__WRITTEN TASK__
Print every line of the listing exactly, please.

Data entries

===

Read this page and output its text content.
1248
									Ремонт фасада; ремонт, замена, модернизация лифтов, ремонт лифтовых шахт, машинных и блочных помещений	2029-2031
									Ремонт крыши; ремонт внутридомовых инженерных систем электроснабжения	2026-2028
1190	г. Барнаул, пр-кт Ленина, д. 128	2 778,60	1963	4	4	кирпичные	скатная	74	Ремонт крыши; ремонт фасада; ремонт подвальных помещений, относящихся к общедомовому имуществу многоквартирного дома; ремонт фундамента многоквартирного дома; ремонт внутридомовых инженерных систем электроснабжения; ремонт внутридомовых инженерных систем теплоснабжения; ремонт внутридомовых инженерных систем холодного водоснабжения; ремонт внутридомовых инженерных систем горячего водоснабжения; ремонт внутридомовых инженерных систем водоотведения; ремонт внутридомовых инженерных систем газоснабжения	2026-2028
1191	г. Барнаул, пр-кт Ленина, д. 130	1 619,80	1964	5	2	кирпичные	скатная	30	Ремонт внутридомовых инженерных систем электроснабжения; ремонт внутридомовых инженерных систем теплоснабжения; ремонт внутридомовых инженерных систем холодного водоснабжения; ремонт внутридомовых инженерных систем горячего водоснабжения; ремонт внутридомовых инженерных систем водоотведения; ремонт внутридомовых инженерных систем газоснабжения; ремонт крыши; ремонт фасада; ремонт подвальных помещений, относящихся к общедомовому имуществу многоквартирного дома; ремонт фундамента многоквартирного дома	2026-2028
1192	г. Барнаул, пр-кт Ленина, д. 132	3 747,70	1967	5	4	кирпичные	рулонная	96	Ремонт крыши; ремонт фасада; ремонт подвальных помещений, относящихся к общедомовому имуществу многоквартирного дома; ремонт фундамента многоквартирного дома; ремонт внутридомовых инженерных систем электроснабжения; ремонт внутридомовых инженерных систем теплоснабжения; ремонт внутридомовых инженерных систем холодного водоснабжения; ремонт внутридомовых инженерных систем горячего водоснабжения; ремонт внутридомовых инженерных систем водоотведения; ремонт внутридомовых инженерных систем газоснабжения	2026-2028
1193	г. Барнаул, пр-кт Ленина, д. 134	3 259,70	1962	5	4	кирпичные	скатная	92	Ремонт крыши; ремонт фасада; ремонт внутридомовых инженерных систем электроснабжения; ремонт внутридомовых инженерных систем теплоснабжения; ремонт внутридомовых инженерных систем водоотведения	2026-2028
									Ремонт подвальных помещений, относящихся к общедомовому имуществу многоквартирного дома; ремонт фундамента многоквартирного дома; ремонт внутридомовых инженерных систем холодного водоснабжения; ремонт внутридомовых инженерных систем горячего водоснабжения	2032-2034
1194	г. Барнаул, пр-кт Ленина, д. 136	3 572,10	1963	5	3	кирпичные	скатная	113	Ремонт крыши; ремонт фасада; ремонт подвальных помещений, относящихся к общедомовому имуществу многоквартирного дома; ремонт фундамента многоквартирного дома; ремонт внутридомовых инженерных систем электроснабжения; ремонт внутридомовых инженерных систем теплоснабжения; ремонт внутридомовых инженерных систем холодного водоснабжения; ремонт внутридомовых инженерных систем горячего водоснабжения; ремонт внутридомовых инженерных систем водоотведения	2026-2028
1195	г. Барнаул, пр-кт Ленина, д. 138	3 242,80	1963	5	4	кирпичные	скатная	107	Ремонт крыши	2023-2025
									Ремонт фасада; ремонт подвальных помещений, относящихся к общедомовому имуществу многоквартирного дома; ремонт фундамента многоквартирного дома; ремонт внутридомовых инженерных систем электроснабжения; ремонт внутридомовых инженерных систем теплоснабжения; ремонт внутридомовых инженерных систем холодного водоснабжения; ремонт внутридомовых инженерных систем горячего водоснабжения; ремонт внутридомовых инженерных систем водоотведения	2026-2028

===

__RESULT BELOW__
Read this page and output its text content.
1248
									Ремонт фасада; ремонт, замена, модернизация лифтов, ремонт лифтовых шахт, машинных и блочных помещений	2029-2031
									Ремонт крыши; ремонт внутридомовых инженерных систем электроснабжения	2026-2028
1190	г. Барнаул, пр-кт Ленина, д. 128	2 778,60	1963	4	4	кирпичные	скатная	74	Ремонт крыши; ремонт фасада; ремонт подвальных помещений, относящихся к общедомовому имуществу многоквартирного дома; ремонт фундамента многоквартирного дома; ремонт внутридомовых инженерных систем электроснабжения; ремонт внутридомовых инженерных систем теплоснабжения; ремонт внутридомовых инженерных систем холодного водоснабжения; ремонт внутридомовых инженерных систем горячего водоснабжения; ремонт внутридомовых инженерных систем водоотведения; ремонт внутридомовых инженерных систем газоснабжения	2026-2028
1191	г. Барнаул, пр-кт Ленина, д. 130	1 619,80	1964	5	2	кирпичные	скатная	30	Ремонт внутридомовых инженерных систем электроснабжения; ремонт внутридомовых инженерных систем теплоснабжения; ремонт внутридомовых инженерных систем холодного водоснабжения; ремонт внутридомовых инженерных систем горячего водоснабжения; ремонт внутридомовых инженерных систем водоотведения; ремонт внутридомовых инженерных систем газоснабжения; ремонт крыши; ремонт фасада; ремонт подвальных помещений, относящихся к общедомовому имуществу многоквартирного дома; ремонт фундамента многоквартирного дома	2026-2028
1192	г. Барнаул, пр-кт Ленина, д. 132	3 747,70	1967	5	4	кирпичные	рулонная	96	Ремонт крыши; ремонт фасада; ремонт подвальных помещений, относящихся к общедомовому имуществу многоквартирного дома; ремонт фундамента многоквартирного дома; ремонт внутридомовых инженерных систем электроснабжения; ремонт внутридомовых инженерных систем теплоснабжения; ремонт внутридомовых инженерных систем холодного водоснабжения; ремонт внутридомовых инженерных систем горячего водоснабжения; ремонт внутридомовых инженерных систем водоотведения; ремонт внутридомовых инженерных систем газоснабжения	2026-2028
1193	г. Барнаул, пр-кт Ленина, д. 134	3 259,70	1962	5	4	кирпичные	скатная	92	Ремонт крыши; ремонт фасада; ремонт внутридомовых инженерных систем электроснабжения; ремонт внутридомовых инженерных систем теплоснабжения; ремонт внутридомовых инженерных систем водоотведения	2026-2028
									Ремонт подвальных помещений, относящихся к общедомовому имуществу многоквартирного дома; ремонт фундамента многоквартирного дома; ремонт внутридомовых инженерных систем холодного водоснабжения; ремонт внутридомовых инженерных систем горячего водоснабжения	2032-2034
1194	г. Барнаул, пр-кт Ленина, д. 136	3 572,10	1963	5	3	кирпичные	скатная	113	Ремонт крыши; ремонт фасада; ремонт подвальных помещений, относящихся к общедомовому имуществу многоквартирного дома; ремонт фундамента многоквартирного дома; ремонт внутридомовых инженерных систем электроснабжения; ремонт внутридомовых инженерных систем теплоснабжения; ремонт внутридомовых инженерных систем холодного водоснабжения; ремонт внутридомовых инженерных систем горячего водоснабжения; ремонт внутридомовых инженерных систем водоотведения	2026-2028
1195	г. Барнаул, пр-кт Ленина, д. 138	3 242,80	1963	5	4	кирпичные	скатная	107	Ремонт крыши	2023-2025
									Ремонт фасада; ремонт подвальных помещений, относящихся к общедомовому имуществу многоквартирного дома; ремонт фундамента многоквартирного дома; ремонт внутридомовых инженерных систем электроснабжения; ремонт внутридомовых инженерных систем теплоснабжения; ремонт внутридомовых инженерных систем холодного водоснабжения; ремонт внутридомовых инженерных систем горячего водоснабжения; ремонт внутридомовых инженерных систем водоотведения	2026-2028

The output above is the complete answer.